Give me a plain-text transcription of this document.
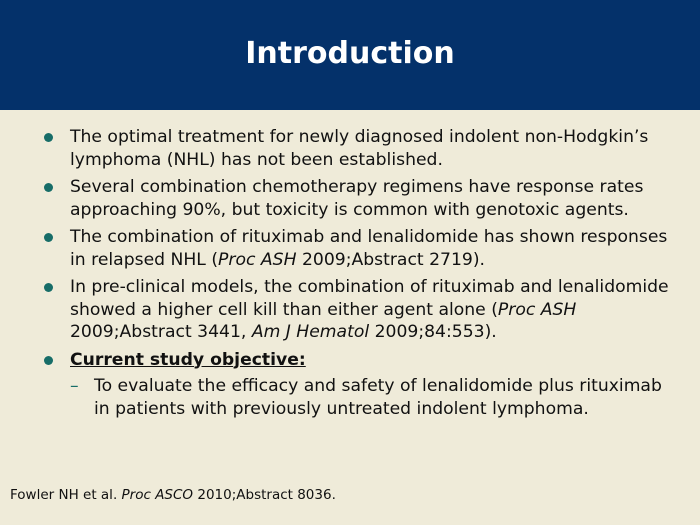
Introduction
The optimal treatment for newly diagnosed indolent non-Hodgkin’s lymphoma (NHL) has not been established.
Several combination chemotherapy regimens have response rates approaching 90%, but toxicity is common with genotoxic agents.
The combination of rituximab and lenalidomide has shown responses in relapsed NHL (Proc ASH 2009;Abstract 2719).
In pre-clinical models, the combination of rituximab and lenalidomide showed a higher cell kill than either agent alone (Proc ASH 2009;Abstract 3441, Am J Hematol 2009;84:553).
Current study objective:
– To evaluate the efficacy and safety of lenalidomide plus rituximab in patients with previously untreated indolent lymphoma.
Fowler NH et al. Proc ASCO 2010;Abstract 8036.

--

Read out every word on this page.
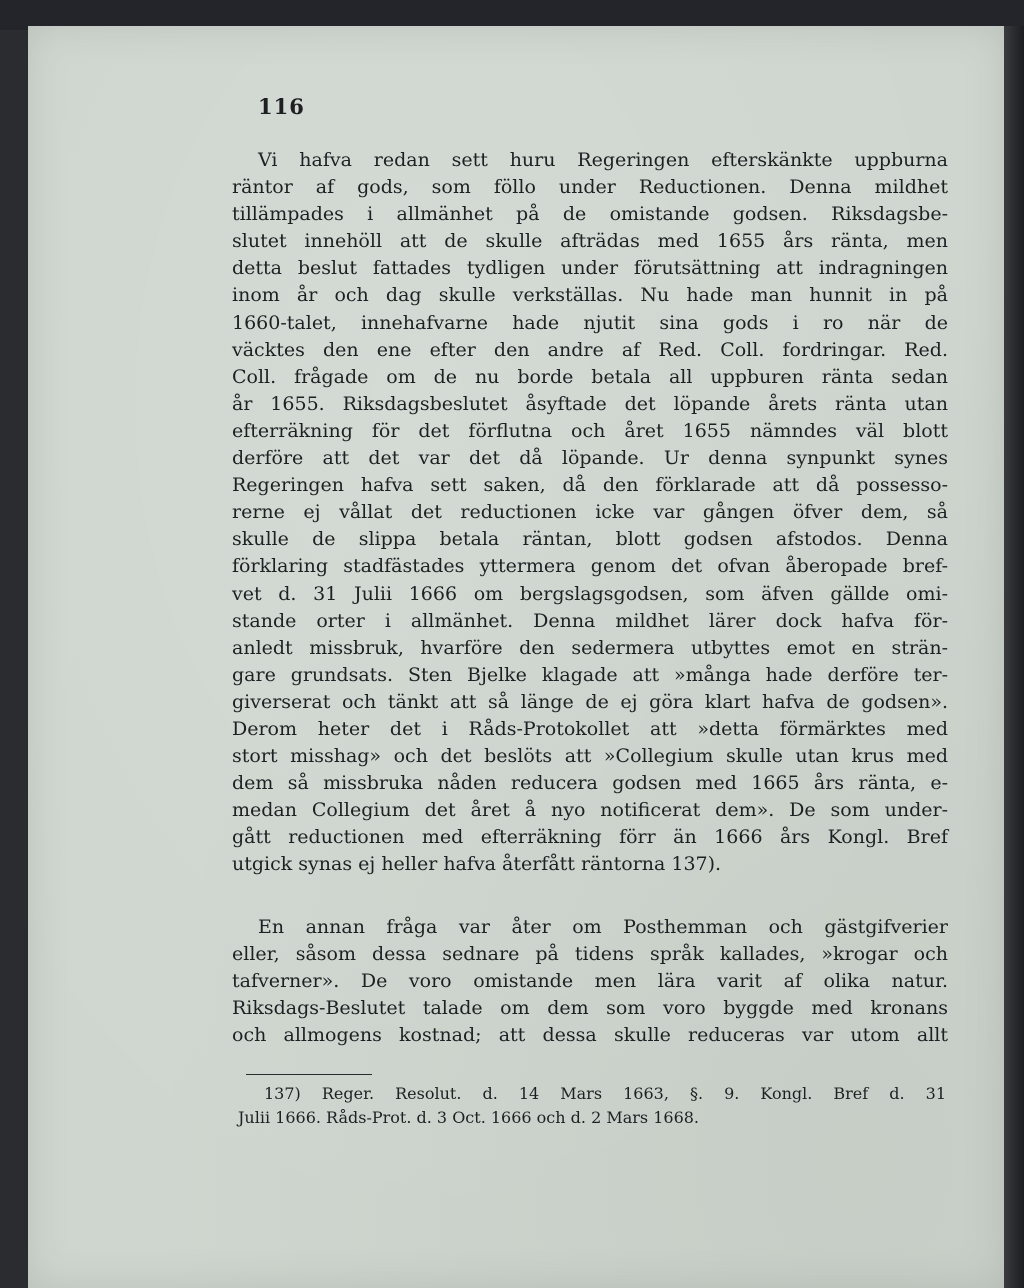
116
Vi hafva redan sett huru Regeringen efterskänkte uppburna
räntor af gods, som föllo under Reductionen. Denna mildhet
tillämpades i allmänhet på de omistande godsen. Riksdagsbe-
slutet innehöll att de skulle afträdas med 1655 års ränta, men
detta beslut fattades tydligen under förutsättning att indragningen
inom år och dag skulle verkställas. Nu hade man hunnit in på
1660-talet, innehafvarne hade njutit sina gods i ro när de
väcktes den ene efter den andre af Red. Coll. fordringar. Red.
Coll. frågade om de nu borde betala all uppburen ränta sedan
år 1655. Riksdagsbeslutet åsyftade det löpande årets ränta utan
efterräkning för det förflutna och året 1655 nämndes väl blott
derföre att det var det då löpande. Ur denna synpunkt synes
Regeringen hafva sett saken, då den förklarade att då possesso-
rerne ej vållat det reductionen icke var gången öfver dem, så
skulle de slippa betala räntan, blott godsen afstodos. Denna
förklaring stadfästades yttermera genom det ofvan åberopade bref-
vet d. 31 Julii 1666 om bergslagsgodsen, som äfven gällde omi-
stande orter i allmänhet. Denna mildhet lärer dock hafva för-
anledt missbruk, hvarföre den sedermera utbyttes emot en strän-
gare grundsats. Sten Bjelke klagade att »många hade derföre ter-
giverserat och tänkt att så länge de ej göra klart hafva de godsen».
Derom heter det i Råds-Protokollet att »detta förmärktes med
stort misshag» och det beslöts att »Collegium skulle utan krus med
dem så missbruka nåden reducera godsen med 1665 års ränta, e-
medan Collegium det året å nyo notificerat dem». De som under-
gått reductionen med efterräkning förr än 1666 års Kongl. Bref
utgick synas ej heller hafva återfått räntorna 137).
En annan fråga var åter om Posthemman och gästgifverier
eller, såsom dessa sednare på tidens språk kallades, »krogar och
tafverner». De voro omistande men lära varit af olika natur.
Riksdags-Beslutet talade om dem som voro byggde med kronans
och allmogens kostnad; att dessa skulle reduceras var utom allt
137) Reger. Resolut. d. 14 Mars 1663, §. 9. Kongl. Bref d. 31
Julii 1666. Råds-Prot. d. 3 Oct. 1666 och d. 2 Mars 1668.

● **TASK REQUIREMENTS**
In the records above, locate the lines holding the word "allmänhet". Copy each of them.

● **SOLVED EXERCISE**
tillämpades i allmänhet på de omistande godsen. Riksdagsbe-
stande orter i allmänhet. Denna mildhet lärer dock hafva för-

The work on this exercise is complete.